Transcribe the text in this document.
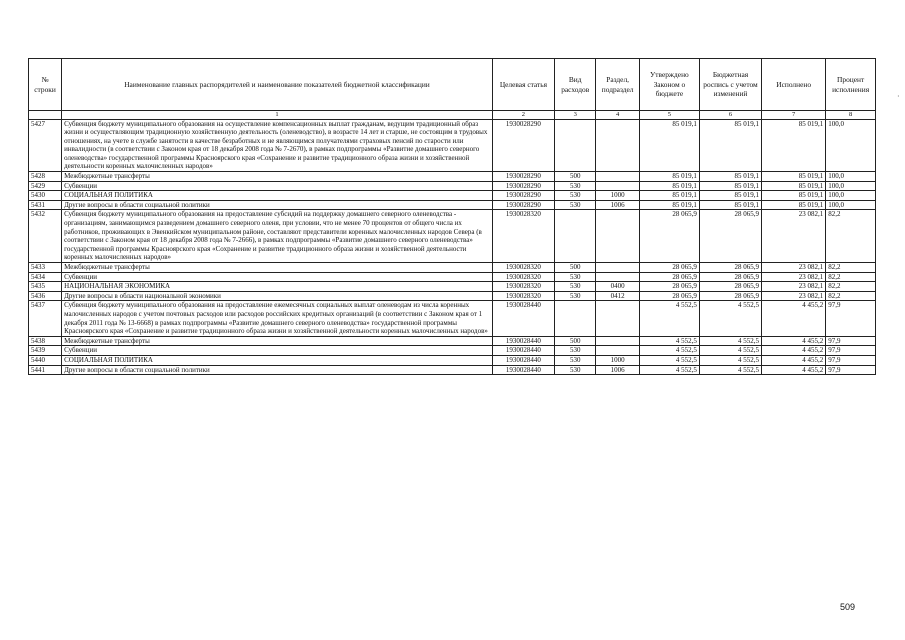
№ строки	Наименование главных распорядителей и наименование показателей бюджетной классификации	Целевая статья	Вид расходов	Раздел, подраздел	Утверждено Законом о бюджете	Бюджетная роспись с учетом изменений	Исполнено	Процент исполнения
	1	2	3	4	5	6	7	8
5427	Субвенция бюджету муниципального образования на осуществление компенсационных выплат гражданам, ведущим традиционный образ жизни и осуществляющим традиционную хозяйственную деятельность (оленеводство), в возрасте 14 лет и старше, не состоящим в трудовых отношениях, на учете в службе занятости в качестве безработных и не являющимся получателями страховых пенсий по старости или инвалидности (в соответствии с Законом края от 18 декабря 2008 года № 7-2670), в рамках подпрограммы «Развитие домашнего северного оленеводства» государственной программы Красноярского края «Сохранение и развитие традиционного образа жизни и хозяйственной деятельности коренных малочисленных народов»	1930028290			85 019,1	85 019,1	85 019,1	100,0
5428	Межбюджетные трансферты	1930028290	500		85 019,1	85 019,1	85 019,1	100,0
5429	Субвенции	1930028290	530		85 019,1	85 019,1	85 019,1	100,0
5430	СОЦИАЛЬНАЯ ПОЛИТИКА	1930028290	530	1000	85 019,1	85 019,1	85 019,1	100,0
5431	Другие вопросы в области социальной политики	1930028290	530	1006	85 019,1	85 019,1	85 019,1	100,0
5432	Субвенция бюджету муниципального образования на предоставление субсидий на поддержку домашнего северного оленеводства - организациям, занимающимся разведением домашнего северного оленя, при условии, что не менее 70 процентов от общего числа их работников, проживающих в Эвенкийском муниципальном районе, составляют представители коренных малочисленных народов Севера (в соответствии с Законом края от 18 декабря 2008 года № 7-2666), в рамках подпрограммы «Развитие домашнего северного оленеводства» государственной программы Красноярского края «Сохранение и развитие традиционного образа жизни и хозяйственной деятельности коренных малочисленных народов»	1930028320			28 065,9	28 065,9	23 082,1	82,2
5433	Межбюджетные трансферты	1930028320	500		28 065,9	28 065,9	23 082,1	82,2
5434	Субвенции	1930028320	530		28 065,9	28 065,9	23 082,1	82,2
5435	НАЦИОНАЛЬНАЯ ЭКОНОМИКА	1930028320	530	0400	28 065,9	28 065,9	23 082,1	82,2
5436	Другие вопросы в области национальной экономики	1930028320	530	0412	28 065,9	28 065,9	23 082,1	82,2
5437	Субвенция бюджету муниципального образования на предоставление ежемесячных социальных выплат оленеводам из числа коренных малочисленных народов с учетом почтовых расходов или расходов российских кредитных организаций (в соответствии с Законом края от 1 декабря 2011 года № 13-6668) в рамках подпрограммы «Развитие домашнего северного оленеводства» государственной программы Красноярского края «Сохранение и развитие традиционного образа жизни и хозяйственной деятельности коренных малочисленных народов»	1930028440			4 552,5	4 552,5	4 455,2	97,9
5438	Межбюджетные трансферты	1930028440	500		4 552,5	4 552,5	4 455,2	97,9
5439	Субвенции	1930028440	530		4 552,5	4 552,5	4 455,2	97,9
5440	СОЦИАЛЬНАЯ ПОЛИТИКА	1930028440	530	1000	4 552,5	4 552,5	4 455,2	97,9
5441	Другие вопросы в области социальной политики	1930028440	530	1006	4 552,5	4 552,5	4 455,2	97,9
509
·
○ ○ ○ ○ ○ ○ ○
* WHAT YOU NEED TO DO *
Take every line containing the word "Субвенции" and copy it.

* ANSWER TO THE TASK *
5429	Субвенции	1930028290	530		85 019,1	85 019,1	85 019,1	100,0
5434	Субвенции	1930028320	530		28 065,9	28 065,9	23 082,1	82,2
5439	Субвенции	1930028440	530		4 552,5	4 552,5	4 455,2	97,9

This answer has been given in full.